::: Data for this exercise :::

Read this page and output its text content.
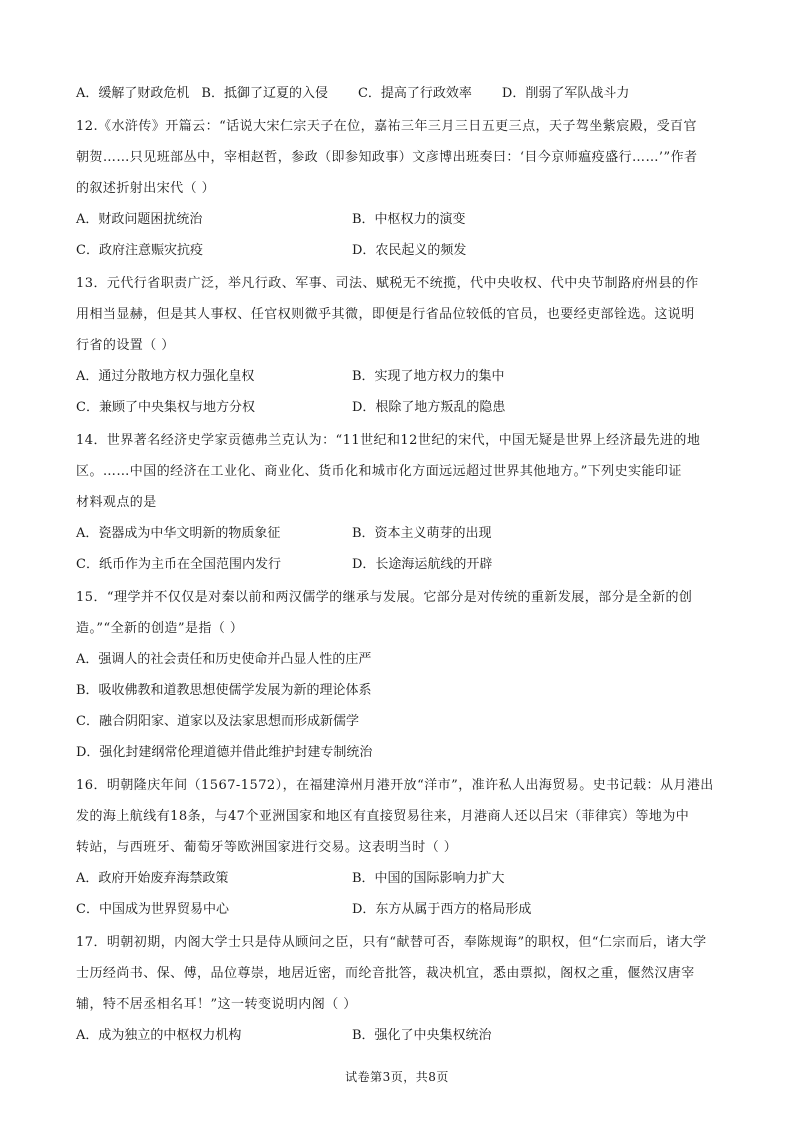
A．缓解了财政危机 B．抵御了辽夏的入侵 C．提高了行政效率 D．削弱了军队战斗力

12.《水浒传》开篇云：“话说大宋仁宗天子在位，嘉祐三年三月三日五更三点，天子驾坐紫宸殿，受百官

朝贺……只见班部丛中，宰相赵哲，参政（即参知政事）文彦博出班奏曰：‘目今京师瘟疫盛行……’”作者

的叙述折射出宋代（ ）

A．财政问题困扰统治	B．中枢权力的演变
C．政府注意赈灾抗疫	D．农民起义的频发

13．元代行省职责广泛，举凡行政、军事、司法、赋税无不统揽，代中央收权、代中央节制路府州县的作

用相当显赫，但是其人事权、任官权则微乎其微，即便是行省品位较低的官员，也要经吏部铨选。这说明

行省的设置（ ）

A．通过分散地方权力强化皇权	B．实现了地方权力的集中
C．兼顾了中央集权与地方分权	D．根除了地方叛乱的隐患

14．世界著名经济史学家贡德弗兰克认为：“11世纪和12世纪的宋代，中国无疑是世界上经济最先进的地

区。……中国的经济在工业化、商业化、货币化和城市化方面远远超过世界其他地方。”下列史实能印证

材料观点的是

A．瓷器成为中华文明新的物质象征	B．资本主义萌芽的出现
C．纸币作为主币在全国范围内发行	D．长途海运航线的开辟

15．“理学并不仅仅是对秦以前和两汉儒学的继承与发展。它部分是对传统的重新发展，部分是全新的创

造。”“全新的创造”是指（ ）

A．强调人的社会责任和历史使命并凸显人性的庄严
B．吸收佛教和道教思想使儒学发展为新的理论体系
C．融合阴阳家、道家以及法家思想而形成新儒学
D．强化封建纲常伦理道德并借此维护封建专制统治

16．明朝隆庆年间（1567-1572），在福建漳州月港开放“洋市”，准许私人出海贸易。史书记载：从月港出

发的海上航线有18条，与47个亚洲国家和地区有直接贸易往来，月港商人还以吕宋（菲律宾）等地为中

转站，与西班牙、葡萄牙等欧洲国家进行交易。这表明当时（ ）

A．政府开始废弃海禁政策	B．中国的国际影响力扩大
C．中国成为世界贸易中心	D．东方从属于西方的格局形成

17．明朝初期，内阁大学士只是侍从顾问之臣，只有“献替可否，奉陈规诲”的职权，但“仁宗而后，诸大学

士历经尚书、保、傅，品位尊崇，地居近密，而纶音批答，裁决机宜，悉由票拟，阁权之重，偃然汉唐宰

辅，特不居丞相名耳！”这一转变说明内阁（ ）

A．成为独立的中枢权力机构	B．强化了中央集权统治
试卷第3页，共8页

:::

Exercise aim ->
Take the data above and repeat it exactly, leaving each picture out.

Exercise solution ->
Read this page and output its text content.
A．缓解了财政危机 B．抵御了辽夏的入侵 C．提高了行政效率 D．削弱了军队战斗力

12.《水浒传》开篇云：“话说大宋仁宗天子在位，嘉祐三年三月三日五更三点，天子驾坐紫宸殿，受百官

朝贺……只见班部丛中，宰相赵哲，参政（即参知政事）文彦博出班奏曰：‘目今京师瘟疫盛行……’”作者

的叙述折射出宋代（ ）

A．财政问题困扰统治	B．中枢权力的演变
C．政府注意赈灾抗疫	D．农民起义的频发

13．元代行省职责广泛，举凡行政、军事、司法、赋税无不统揽，代中央收权、代中央节制路府州县的作

用相当显赫，但是其人事权、任官权则微乎其微，即便是行省品位较低的官员，也要经吏部铨选。这说明

行省的设置（ ）

A．通过分散地方权力强化皇权	B．实现了地方权力的集中
C．兼顾了中央集权与地方分权	D．根除了地方叛乱的隐患

14．世界著名经济史学家贡德弗兰克认为：“11世纪和12世纪的宋代，中国无疑是世界上经济最先进的地

区。……中国的经济在工业化、商业化、货币化和城市化方面远远超过世界其他地方。”下列史实能印证

材料观点的是

A．瓷器成为中华文明新的物质象征	B．资本主义萌芽的出现
C．纸币作为主币在全国范围内发行	D．长途海运航线的开辟

15．“理学并不仅仅是对秦以前和两汉儒学的继承与发展。它部分是对传统的重新发展，部分是全新的创

造。”“全新的创造”是指（ ）

A．强调人的社会责任和历史使命并凸显人性的庄严
B．吸收佛教和道教思想使儒学发展为新的理论体系
C．融合阴阳家、道家以及法家思想而形成新儒学
D．强化封建纲常伦理道德并借此维护封建专制统治

16．明朝隆庆年间（1567-1572），在福建漳州月港开放“洋市”，准许私人出海贸易。史书记载：从月港出

发的海上航线有18条，与47个亚洲国家和地区有直接贸易往来，月港商人还以吕宋（菲律宾）等地为中

转站，与西班牙、葡萄牙等欧洲国家进行交易。这表明当时（ ）

A．政府开始废弃海禁政策	B．中国的国际影响力扩大
C．中国成为世界贸易中心	D．东方从属于西方的格局形成

17．明朝初期，内阁大学士只是侍从顾问之臣，只有“献替可否，奉陈规诲”的职权，但“仁宗而后，诸大学

士历经尚书、保、傅，品位尊崇，地居近密，而纶音批答，裁决机宜，悉由票拟，阁权之重，偃然汉唐宰

辅，特不居丞相名耳！”这一转变说明内阁（ ）

A．成为独立的中枢权力机构	B．强化了中央集权统治
试卷第3页，共8页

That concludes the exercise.